» **Instruction**:
Return each line containing the string "Regulations".

» **Materials provided**:

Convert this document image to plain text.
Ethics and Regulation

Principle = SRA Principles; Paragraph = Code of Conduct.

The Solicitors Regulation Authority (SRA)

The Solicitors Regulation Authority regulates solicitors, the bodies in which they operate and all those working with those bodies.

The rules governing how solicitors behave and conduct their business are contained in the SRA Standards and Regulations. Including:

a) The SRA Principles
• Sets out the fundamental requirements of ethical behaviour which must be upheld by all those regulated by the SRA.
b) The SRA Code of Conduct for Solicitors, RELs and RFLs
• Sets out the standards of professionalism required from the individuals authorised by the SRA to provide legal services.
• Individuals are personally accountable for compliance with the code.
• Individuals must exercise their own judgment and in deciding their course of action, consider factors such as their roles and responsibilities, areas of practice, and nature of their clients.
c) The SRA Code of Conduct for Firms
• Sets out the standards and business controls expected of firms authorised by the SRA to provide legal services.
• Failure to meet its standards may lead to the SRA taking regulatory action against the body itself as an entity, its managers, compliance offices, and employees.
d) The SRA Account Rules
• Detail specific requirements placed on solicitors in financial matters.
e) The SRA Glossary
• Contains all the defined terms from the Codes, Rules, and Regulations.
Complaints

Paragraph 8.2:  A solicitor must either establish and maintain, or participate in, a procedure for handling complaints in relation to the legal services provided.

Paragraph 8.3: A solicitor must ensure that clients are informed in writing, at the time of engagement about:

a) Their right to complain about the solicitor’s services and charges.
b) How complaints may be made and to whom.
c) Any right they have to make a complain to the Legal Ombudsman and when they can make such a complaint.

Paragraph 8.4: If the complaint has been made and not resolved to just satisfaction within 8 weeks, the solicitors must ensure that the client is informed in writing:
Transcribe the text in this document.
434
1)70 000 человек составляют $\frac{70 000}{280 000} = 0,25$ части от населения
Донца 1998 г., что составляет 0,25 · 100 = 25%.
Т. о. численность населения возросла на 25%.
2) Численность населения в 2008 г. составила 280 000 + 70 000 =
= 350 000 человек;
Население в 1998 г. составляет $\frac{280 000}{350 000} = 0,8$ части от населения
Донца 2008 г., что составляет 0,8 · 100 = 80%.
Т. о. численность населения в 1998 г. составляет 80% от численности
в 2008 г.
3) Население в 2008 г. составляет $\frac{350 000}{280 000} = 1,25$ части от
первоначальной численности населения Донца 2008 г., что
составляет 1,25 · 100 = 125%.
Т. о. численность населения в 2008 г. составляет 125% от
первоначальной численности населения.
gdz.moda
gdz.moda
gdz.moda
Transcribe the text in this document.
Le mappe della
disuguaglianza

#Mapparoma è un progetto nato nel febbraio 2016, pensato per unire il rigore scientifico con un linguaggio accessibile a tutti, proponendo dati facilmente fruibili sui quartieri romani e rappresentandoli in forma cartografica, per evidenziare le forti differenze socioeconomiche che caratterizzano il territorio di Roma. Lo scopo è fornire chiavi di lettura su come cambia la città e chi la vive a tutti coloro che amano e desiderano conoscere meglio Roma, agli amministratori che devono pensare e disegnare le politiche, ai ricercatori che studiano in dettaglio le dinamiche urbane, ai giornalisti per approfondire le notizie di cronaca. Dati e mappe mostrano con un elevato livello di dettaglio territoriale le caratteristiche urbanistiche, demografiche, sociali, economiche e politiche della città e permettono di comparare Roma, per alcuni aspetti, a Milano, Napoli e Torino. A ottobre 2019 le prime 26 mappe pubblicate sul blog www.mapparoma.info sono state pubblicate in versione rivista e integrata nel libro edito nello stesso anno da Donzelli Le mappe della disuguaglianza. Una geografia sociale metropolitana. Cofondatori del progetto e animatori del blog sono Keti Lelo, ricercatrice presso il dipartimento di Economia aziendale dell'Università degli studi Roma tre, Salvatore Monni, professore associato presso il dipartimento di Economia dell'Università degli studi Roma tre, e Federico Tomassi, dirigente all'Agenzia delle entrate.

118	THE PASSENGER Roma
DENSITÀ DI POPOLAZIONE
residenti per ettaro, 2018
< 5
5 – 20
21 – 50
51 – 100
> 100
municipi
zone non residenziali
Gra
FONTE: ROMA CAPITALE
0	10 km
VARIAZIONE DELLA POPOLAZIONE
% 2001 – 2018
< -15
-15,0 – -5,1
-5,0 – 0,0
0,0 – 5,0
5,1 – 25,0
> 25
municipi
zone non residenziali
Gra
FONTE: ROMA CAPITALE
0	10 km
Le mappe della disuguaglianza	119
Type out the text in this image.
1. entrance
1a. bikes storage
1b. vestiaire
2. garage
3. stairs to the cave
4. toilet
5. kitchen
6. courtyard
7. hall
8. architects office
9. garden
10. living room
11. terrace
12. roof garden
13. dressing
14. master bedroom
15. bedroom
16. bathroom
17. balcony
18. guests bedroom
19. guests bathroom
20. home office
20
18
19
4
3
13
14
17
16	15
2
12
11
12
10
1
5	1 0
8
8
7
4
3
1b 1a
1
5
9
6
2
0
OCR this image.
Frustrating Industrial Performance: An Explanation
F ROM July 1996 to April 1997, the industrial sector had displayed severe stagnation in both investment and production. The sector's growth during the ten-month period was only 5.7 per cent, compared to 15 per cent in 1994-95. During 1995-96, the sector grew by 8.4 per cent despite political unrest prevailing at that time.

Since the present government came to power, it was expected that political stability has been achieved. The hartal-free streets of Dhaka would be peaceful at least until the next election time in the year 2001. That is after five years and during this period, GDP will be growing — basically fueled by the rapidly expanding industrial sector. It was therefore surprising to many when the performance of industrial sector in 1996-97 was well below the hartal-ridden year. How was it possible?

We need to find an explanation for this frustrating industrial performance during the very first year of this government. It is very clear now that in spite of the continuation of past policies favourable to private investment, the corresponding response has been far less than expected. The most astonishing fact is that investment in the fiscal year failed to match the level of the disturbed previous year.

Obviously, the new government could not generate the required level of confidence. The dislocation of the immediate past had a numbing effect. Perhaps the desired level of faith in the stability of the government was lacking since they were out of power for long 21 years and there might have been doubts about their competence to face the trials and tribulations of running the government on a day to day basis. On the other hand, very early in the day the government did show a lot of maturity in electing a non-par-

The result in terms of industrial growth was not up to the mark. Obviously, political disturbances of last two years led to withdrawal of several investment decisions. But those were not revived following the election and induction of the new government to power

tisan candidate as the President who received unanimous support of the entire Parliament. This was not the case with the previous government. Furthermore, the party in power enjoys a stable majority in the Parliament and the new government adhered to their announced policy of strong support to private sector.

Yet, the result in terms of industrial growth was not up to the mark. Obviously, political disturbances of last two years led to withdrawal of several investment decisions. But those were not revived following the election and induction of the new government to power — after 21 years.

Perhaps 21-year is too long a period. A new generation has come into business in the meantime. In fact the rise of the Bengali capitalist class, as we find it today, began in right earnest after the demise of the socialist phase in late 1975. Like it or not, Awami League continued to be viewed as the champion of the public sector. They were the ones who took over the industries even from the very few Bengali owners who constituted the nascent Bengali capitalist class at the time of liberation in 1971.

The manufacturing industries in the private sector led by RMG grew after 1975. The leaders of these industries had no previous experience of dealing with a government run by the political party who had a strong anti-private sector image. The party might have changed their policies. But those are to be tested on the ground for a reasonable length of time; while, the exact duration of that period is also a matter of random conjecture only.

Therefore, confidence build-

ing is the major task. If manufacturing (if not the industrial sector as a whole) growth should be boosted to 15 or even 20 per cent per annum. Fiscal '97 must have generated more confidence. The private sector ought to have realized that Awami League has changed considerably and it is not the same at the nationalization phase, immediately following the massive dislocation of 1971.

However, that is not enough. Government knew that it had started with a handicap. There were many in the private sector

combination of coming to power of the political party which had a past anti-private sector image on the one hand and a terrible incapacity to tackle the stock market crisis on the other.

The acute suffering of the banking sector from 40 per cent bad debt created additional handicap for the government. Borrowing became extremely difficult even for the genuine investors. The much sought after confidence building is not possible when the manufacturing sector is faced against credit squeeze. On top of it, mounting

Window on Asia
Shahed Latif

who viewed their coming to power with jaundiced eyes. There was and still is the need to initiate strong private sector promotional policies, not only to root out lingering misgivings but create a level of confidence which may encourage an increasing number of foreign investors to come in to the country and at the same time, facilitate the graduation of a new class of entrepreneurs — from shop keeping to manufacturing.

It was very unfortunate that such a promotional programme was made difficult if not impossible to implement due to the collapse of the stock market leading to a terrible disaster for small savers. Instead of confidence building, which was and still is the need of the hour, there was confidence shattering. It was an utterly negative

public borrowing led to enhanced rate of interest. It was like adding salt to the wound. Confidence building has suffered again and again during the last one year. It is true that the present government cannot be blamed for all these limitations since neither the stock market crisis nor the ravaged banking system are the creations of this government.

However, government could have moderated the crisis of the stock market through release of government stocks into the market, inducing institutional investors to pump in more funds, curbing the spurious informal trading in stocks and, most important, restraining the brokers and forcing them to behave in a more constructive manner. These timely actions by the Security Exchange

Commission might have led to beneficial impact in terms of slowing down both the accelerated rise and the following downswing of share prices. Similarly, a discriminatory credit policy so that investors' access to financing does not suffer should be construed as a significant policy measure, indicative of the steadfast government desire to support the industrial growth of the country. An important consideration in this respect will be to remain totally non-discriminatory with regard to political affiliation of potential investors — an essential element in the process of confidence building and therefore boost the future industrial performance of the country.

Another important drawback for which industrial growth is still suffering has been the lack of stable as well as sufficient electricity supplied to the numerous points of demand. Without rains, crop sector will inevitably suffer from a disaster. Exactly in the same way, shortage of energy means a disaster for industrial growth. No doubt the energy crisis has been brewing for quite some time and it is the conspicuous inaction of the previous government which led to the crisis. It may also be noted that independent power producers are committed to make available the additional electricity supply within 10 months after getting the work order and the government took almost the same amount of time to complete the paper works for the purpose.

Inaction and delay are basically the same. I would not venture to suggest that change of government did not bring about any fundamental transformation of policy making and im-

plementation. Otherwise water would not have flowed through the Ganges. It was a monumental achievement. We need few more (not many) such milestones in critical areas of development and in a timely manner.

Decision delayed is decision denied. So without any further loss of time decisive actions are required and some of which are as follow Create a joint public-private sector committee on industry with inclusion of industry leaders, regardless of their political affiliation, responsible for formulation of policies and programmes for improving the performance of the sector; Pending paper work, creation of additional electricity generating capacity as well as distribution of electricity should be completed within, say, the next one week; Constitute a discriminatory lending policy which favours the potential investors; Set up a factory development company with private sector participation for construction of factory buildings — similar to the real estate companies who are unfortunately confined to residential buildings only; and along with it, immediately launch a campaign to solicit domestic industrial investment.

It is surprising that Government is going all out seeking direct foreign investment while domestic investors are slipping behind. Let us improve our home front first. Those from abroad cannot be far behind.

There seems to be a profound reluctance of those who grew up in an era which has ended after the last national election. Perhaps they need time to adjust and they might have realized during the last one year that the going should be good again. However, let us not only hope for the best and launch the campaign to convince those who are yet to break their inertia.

» **Correct result**:
The rules governing how solicitors behave and conduct their business are contained in the SRA Standards and Regulations. Including:
• Contains all the defined terms from the Codes, Rules, and Regulations.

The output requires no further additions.